Given instruction: Take from the listing each line that has the string "heading".
··· Available data
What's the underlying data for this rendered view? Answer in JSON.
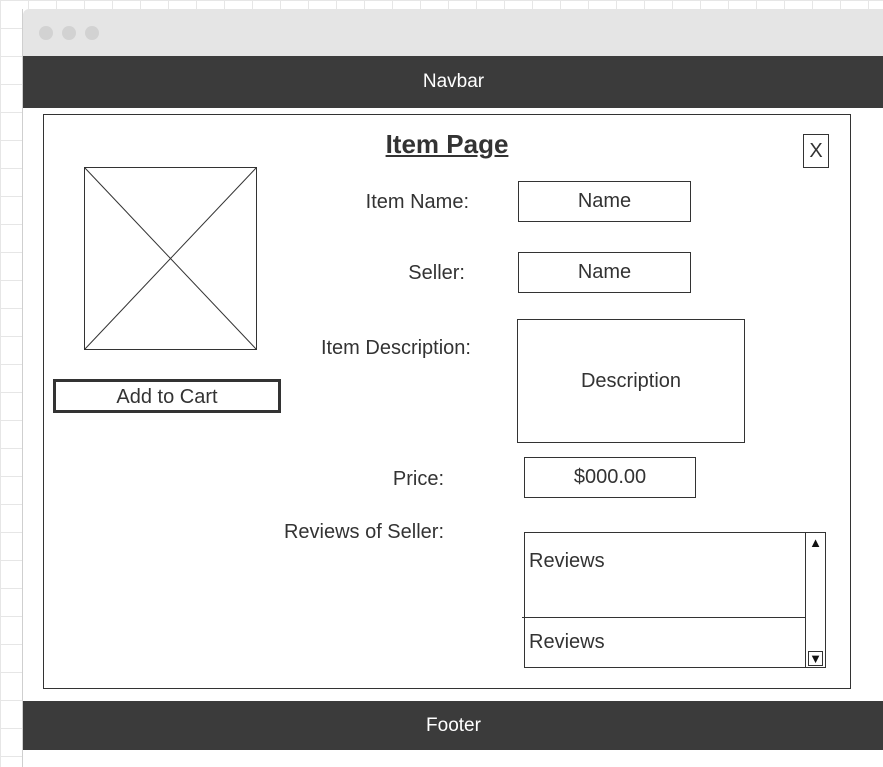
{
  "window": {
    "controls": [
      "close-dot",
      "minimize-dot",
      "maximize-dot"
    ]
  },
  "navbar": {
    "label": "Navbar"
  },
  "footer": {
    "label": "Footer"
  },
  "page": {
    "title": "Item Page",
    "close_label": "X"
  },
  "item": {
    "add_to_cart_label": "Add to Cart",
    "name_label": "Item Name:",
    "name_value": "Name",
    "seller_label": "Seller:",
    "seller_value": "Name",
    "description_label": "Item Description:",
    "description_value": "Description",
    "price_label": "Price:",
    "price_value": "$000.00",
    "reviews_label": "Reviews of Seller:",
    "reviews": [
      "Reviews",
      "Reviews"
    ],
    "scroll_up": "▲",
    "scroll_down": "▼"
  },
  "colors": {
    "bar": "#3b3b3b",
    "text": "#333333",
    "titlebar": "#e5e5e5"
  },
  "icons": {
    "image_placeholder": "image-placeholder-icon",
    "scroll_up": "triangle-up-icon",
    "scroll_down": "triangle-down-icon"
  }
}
······
··· Available data
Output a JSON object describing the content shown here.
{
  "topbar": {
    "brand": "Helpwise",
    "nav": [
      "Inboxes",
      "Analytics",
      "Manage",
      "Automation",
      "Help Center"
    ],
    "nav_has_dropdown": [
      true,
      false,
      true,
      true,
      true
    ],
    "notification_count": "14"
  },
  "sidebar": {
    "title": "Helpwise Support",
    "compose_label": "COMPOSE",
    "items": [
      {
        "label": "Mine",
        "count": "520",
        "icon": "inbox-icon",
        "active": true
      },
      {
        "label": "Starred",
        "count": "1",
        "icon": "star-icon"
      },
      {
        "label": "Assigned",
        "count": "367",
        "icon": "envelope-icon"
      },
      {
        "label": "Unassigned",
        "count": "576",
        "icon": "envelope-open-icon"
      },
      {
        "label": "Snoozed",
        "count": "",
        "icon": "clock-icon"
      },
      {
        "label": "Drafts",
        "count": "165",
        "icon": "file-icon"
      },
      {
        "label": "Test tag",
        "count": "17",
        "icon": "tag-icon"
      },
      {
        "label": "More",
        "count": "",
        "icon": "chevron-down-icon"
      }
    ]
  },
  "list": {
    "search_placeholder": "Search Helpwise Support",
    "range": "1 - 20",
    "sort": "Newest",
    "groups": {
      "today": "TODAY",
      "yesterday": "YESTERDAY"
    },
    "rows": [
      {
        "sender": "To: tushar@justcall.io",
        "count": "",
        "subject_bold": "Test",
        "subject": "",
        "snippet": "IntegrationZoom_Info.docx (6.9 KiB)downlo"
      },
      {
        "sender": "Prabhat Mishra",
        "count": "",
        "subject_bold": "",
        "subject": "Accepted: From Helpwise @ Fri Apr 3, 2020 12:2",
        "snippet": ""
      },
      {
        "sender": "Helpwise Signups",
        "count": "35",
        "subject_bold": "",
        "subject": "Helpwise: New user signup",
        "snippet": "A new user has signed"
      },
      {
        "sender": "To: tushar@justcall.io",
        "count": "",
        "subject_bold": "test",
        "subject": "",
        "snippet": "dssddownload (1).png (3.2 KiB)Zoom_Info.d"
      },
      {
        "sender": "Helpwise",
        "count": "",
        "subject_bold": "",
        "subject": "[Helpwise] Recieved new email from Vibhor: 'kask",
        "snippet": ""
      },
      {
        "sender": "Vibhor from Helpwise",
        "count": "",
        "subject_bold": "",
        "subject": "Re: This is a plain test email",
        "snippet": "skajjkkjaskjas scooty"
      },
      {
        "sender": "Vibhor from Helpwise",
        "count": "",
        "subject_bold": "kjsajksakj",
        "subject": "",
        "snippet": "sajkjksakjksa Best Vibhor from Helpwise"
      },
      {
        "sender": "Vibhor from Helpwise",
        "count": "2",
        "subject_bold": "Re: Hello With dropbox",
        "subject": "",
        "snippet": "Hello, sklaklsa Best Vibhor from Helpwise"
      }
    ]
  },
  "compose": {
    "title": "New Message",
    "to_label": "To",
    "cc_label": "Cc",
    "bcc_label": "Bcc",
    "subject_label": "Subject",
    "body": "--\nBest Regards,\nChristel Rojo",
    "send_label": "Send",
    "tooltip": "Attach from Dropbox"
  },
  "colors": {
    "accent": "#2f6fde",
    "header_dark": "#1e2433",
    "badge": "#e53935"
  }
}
······
··· Available data
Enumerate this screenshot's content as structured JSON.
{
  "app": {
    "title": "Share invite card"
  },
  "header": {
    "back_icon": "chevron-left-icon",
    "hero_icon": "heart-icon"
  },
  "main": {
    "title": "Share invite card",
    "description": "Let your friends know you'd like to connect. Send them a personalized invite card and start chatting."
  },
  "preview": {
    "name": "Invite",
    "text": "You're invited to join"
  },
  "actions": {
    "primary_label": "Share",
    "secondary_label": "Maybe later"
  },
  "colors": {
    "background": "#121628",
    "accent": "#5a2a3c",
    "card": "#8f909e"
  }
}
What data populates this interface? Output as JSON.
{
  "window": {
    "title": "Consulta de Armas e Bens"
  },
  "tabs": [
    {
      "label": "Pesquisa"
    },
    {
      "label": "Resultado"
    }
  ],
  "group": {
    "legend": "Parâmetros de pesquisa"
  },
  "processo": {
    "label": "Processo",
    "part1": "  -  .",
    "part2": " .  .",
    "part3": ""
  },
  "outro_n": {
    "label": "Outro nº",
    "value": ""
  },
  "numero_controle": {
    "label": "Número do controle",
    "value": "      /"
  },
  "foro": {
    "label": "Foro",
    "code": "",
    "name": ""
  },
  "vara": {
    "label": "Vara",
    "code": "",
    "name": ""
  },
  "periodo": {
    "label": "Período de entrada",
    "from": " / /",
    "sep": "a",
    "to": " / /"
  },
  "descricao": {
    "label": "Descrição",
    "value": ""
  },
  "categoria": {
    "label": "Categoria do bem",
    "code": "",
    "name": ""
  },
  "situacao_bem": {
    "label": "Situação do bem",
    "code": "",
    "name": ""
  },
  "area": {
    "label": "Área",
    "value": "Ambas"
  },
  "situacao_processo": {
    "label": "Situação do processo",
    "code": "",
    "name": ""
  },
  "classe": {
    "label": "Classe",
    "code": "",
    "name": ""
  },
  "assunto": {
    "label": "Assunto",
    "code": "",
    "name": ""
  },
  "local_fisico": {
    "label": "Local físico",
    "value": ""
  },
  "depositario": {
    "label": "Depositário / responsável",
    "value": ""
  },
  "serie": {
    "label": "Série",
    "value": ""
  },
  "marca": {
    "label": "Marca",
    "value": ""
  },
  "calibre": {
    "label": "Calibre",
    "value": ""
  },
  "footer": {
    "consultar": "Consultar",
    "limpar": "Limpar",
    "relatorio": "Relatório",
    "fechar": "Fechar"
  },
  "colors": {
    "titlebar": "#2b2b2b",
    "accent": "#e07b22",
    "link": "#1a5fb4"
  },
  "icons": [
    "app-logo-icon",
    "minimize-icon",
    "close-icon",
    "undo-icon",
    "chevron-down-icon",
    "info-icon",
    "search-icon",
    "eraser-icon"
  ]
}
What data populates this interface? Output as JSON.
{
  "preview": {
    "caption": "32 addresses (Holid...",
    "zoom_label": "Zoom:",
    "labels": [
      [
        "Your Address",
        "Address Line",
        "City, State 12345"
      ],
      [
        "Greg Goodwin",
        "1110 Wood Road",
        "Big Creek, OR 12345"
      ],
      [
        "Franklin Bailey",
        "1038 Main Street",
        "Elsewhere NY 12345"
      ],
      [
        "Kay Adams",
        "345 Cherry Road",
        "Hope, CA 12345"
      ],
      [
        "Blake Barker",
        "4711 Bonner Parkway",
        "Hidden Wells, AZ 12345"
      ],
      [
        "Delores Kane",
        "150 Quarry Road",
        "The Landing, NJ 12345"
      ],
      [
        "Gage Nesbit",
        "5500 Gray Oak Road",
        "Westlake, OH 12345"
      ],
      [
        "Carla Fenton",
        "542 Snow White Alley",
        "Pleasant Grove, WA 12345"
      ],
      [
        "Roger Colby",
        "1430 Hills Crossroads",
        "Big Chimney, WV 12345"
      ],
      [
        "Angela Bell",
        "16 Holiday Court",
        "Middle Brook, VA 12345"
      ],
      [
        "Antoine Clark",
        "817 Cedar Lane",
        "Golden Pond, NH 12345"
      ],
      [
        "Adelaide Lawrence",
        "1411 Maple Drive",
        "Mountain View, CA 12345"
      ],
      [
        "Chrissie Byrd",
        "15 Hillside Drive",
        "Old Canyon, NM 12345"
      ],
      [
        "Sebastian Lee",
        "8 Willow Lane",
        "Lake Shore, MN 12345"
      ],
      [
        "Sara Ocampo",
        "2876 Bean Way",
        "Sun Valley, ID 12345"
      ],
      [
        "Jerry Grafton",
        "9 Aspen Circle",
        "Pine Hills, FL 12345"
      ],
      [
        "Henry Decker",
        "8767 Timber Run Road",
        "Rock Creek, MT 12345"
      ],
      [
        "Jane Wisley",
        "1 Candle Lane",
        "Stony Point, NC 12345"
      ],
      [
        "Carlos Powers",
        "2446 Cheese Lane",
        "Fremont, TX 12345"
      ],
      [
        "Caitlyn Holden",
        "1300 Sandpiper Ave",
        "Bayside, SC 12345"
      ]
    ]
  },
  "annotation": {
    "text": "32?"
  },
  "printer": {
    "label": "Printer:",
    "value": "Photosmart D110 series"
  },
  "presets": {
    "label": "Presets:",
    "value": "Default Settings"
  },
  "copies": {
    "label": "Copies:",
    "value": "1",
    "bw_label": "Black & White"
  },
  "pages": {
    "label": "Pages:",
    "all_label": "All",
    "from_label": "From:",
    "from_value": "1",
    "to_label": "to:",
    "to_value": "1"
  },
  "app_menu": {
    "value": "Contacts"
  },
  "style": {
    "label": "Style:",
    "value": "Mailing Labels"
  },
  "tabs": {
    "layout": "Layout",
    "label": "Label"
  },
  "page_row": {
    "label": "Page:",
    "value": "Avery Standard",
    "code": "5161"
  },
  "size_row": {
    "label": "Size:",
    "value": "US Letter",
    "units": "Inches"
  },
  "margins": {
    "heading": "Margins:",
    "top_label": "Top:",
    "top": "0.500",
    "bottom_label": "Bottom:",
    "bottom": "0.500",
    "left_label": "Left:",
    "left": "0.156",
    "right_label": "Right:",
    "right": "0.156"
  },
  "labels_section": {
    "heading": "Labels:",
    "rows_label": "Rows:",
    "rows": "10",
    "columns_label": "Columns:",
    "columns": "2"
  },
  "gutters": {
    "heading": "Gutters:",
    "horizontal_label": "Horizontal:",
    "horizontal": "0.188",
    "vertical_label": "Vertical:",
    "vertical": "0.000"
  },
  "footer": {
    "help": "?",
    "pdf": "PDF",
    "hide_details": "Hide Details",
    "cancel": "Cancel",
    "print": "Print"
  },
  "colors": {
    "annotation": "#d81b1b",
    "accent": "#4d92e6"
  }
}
······
Exercise answer:
    "heading": "Margins:",
    "heading": "Labels:",
    "heading": "Gutters:",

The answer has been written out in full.